# Dataset
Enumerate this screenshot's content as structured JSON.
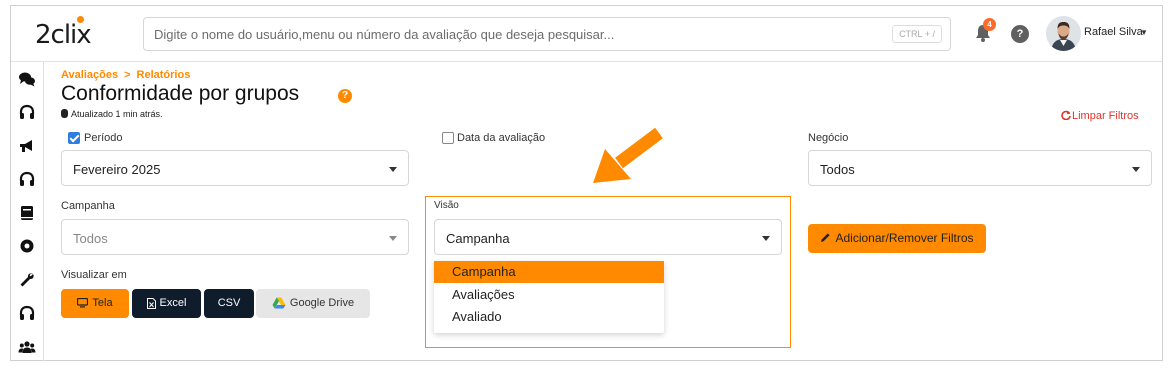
{
  "header": {
    "logo_text": "2clix",
    "search_placeholder": "Digite o nome do usuário,menu ou número da avaliação que deseja pesquisar...",
    "search_shortcut": "CTRL + /",
    "notification_count": "4",
    "help_label": "?",
    "user_name": "Rafael Silva"
  },
  "breadcrumb": {
    "items": [
      "Avaliações",
      "Relatórios"
    ],
    "separator": ">"
  },
  "page": {
    "title": "Conformidade por grupos",
    "help_label": "?",
    "updated_text": "Atualizado 1 min atrás.",
    "clear_filters_label": "Limpar Filtros"
  },
  "filters": {
    "periodo": {
      "label": "Período",
      "checked": true,
      "value": "Fevereiro 2025"
    },
    "data_avaliacao": {
      "label": "Data da avaliação",
      "checked": false
    },
    "negocio": {
      "label": "Negócio",
      "value": "Todos"
    },
    "campanha": {
      "label": "Campanha",
      "value": "Todos"
    },
    "visao": {
      "label": "Visão",
      "value": "Campanha",
      "options": [
        "Campanha",
        "Avaliações",
        "Avaliado"
      ],
      "selected_index": 0
    },
    "add_remove_label": "Adicionar/Remover Filtros"
  },
  "export": {
    "label": "Visualizar em",
    "buttons": [
      "Tela",
      "Excel",
      "CSV",
      "Google Drive"
    ]
  },
  "colors": {
    "accent": "#ff8a00",
    "dark_button": "#0f1c2b",
    "danger": "#e0332b",
    "checkbox": "#2f7de1"
  },
  "sidebar_icons": [
    "chat-icon",
    "headset-icon",
    "megaphone-icon",
    "headset-icon",
    "book-icon",
    "settings-icon",
    "wrench-icon",
    "headset-icon",
    "users-icon"
  ]
}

# Exercise requirements
Reproduce the whole listing word for word, setting aside any pictures.

# Answer to this exercise
Enumerate this screenshot's content as structured JSON.
{
  "header": {
    "logo_text": "2clix",
    "search_placeholder": "Digite o nome do usuário,menu ou número da avaliação que deseja pesquisar...",
    "search_shortcut": "CTRL + /",
    "notification_count": "4",
    "help_label": "?",
    "user_name": "Rafael Silva"
  },
  "breadcrumb": {
    "items": [
      "Avaliações",
      "Relatórios"
    ],
    "separator": ">"
  },
  "page": {
    "title": "Conformidade por grupos",
    "help_label": "?",
    "updated_text": "Atualizado 1 min atrás.",
    "clear_filters_label": "Limpar Filtros"
  },
  "filters": {
    "periodo": {
      "label": "Período",
      "checked": true,
      "value": "Fevereiro 2025"
    },
    "data_avaliacao": {
      "label": "Data da avaliação",
      "checked": false
    },
    "negocio": {
      "label": "Negócio",
      "value": "Todos"
    },
    "campanha": {
      "label": "Campanha",
      "value": "Todos"
    },
    "visao": {
      "label": "Visão",
      "value": "Campanha",
      "options": [
        "Campanha",
        "Avaliações",
        "Avaliado"
      ],
      "selected_index": 0
    },
    "add_remove_label": "Adicionar/Remover Filtros"
  },
  "export": {
    "label": "Visualizar em",
    "buttons": [
      "Tela",
      "Excel",
      "CSV",
      "Google Drive"
    ]
  },
  "colors": {
    "accent": "#ff8a00",
    "dark_button": "#0f1c2b",
    "danger": "#e0332b",
    "checkbox": "#2f7de1"
  },
  "sidebar_icons": [
    "chat-icon",
    "headset-icon",
    "megaphone-icon",
    "headset-icon",
    "book-icon",
    "settings-icon",
    "wrench-icon",
    "headset-icon",
    "users-icon"
  ]
}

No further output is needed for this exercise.